▸ **WRITTEN PROBLEM**
Repeat all of the records verbatim.

Dataset records:
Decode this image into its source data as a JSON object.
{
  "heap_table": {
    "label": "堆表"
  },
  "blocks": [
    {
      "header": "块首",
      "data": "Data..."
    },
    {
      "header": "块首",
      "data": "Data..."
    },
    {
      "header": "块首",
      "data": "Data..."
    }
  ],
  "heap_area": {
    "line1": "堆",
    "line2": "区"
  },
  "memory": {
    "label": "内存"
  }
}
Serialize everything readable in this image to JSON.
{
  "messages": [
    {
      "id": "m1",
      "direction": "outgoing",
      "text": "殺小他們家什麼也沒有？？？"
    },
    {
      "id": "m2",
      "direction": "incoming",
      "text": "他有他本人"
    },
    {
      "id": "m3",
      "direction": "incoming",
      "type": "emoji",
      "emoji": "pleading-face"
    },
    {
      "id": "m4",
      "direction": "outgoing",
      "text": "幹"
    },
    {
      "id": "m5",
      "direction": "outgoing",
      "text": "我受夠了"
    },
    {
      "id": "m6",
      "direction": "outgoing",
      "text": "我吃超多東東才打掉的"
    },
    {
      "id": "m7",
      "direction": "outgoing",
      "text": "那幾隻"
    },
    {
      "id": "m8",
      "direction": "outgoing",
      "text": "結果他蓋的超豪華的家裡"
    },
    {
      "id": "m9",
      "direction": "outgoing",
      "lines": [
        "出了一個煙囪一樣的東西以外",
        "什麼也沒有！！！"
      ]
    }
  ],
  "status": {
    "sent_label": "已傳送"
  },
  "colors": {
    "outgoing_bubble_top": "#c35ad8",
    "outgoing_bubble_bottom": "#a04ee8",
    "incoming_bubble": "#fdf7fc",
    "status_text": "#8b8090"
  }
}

▸ **FINAL RESULT**
Decode this image into its source data as a JSON object.
{
  "heap_table": {
    "label": "堆表"
  },
  "blocks": [
    {
      "header": "块首",
      "data": "Data..."
    },
    {
      "header": "块首",
      "data": "Data..."
    },
    {
      "header": "块首",
      "data": "Data..."
    }
  ],
  "heap_area": {
    "line1": "堆",
    "line2": "区"
  },
  "memory": {
    "label": "内存"
  }
}
Serialize everything readable in this image to JSON.
{
  "messages": [
    {
      "id": "m1",
      "direction": "outgoing",
      "text": "殺小他們家什麼也沒有？？？"
    },
    {
      "id": "m2",
      "direction": "incoming",
      "text": "他有他本人"
    },
    {
      "id": "m3",
      "direction": "incoming",
      "type": "emoji",
      "emoji": "pleading-face"
    },
    {
      "id": "m4",
      "direction": "outgoing",
      "text": "幹"
    },
    {
      "id": "m5",
      "direction": "outgoing",
      "text": "我受夠了"
    },
    {
      "id": "m6",
      "direction": "outgoing",
      "text": "我吃超多東東才打掉的"
    },
    {
      "id": "m7",
      "direction": "outgoing",
      "text": "那幾隻"
    },
    {
      "id": "m8",
      "direction": "outgoing",
      "text": "結果他蓋的超豪華的家裡"
    },
    {
      "id": "m9",
      "direction": "outgoing",
      "lines": [
        "出了一個煙囪一樣的東西以外",
        "什麼也沒有！！！"
      ]
    }
  ],
  "status": {
    "sent_label": "已傳送"
  },
  "colors": {
    "outgoing_bubble_top": "#c35ad8",
    "outgoing_bubble_bottom": "#a04ee8",
    "incoming_bubble": "#fdf7fc",
    "status_text": "#8b8090"
  }
}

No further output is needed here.